-- REQUIREMENT --
Return a copy of each line that holds the string "value".

Collected data entries
▬▬▬▬▬▬▬▬▬▬
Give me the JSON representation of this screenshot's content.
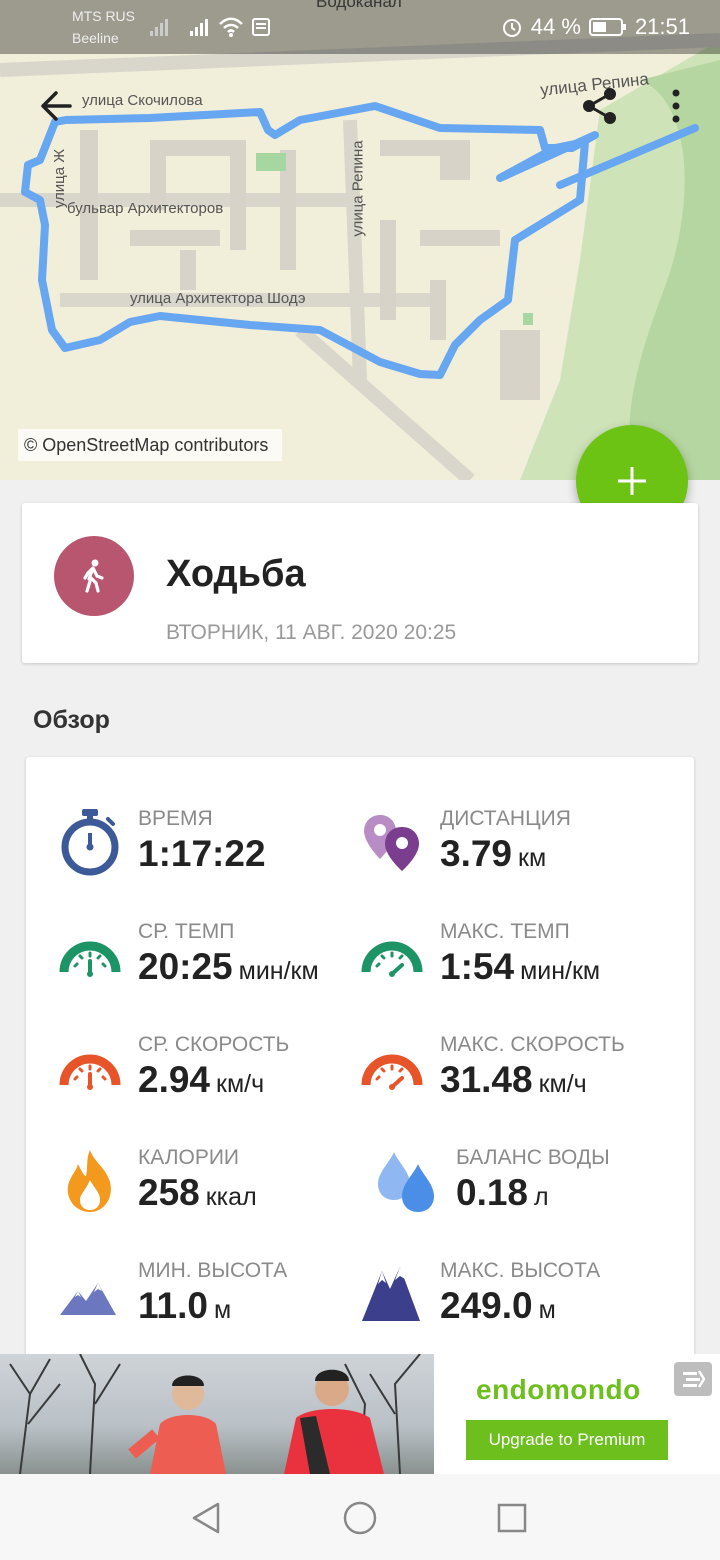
{
  "status_bar": {
    "carrier_1": "MTS RUS",
    "carrier_2": "Beeline",
    "battery_percent": "44 %",
    "time": "21:51",
    "icons": [
      "signal-icon",
      "signal-icon",
      "wifi-icon",
      "sms-icon",
      "alarm-icon",
      "battery-icon"
    ]
  },
  "map": {
    "attribution": "© OpenStreetMap contributors",
    "street_labels": [
      "Водоканал",
      "улица Репина",
      "улица Скочилова",
      "бульвар Архитекторов",
      "улица Репина",
      "улица Архитектора Шодэ",
      "улица Ж"
    ],
    "route_color": "#67a6f0"
  },
  "toolbar": {
    "back_icon": "arrow-back-icon",
    "share_icon": "share-icon",
    "more_icon": "more-vert-icon"
  },
  "fab": {
    "icon": "plus-icon",
    "color": "#6cc314"
  },
  "workout": {
    "sport": "Ходьба",
    "date": "ВТОРНИК, 11 АВГ. 2020 20:25",
    "sport_icon": "walking-person-icon",
    "avatar_color": "#b9566f"
  },
  "overview": {
    "title": "Обзор",
    "stats": [
      {
        "label": "ВРЕМЯ",
        "value": "1:17:22",
        "unit": "",
        "icon": "stopwatch-icon",
        "color": "#3d5a98"
      },
      {
        "label": "ДИСТАНЦИЯ",
        "value": "3.79",
        "unit": "км",
        "icon": "map-pins-icon",
        "color": "#7b3d8e"
      },
      {
        "label": "СР. ТЕМП",
        "value": "20:25",
        "unit": "мин/км",
        "icon": "pace-gauge-icon",
        "color": "#1d9466"
      },
      {
        "label": "МАКС. ТЕМП",
        "value": "1:54",
        "unit": "мин/км",
        "icon": "pace-gauge-icon",
        "color": "#1d9466"
      },
      {
        "label": "СР. СКОРОСТЬ",
        "value": "2.94",
        "unit": "км/ч",
        "icon": "speed-gauge-icon",
        "color": "#e8542a"
      },
      {
        "label": "МАКС. СКОРОСТЬ",
        "value": "31.48",
        "unit": "км/ч",
        "icon": "speed-gauge-icon",
        "color": "#e8542a"
      },
      {
        "label": "КАЛОРИИ",
        "value": "258",
        "unit": "ккал",
        "icon": "flame-icon",
        "color": "#f39a1e"
      },
      {
        "label": "БАЛАНС ВОДЫ",
        "value": "0.18",
        "unit": "л",
        "icon": "water-drops-icon",
        "color": "#4a8ee8"
      },
      {
        "label": "МИН. ВЫСОТА",
        "value": "11.0",
        "unit": "м",
        "icon": "mountain-icon",
        "color": "#6b78bf"
      },
      {
        "label": "МАКС. ВЫСОТА",
        "value": "249.0",
        "unit": "м",
        "icon": "mountain-icon",
        "color": "#3b3f8c"
      }
    ]
  },
  "ad": {
    "brand": "endomondo",
    "button_label": "Upgrade to Premium",
    "corner_icon": "premium-badge-icon"
  },
  "nav": {
    "back_icon": "nav-back-icon",
    "home_icon": "nav-home-icon",
    "recents_icon": "nav-recents-icon"
  }
}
▬▬▬▬▬▬▬▬▬▬
-- THE REPLY --
        "value": "1:17:22",
        "value": "3.79",
        "value": "20:25",
        "value": "1:54",
        "value": "2.94",
        "value": "31.48",
        "value": "258",
        "value": "0.18",
        "value": "11.0",
        "value": "249.0",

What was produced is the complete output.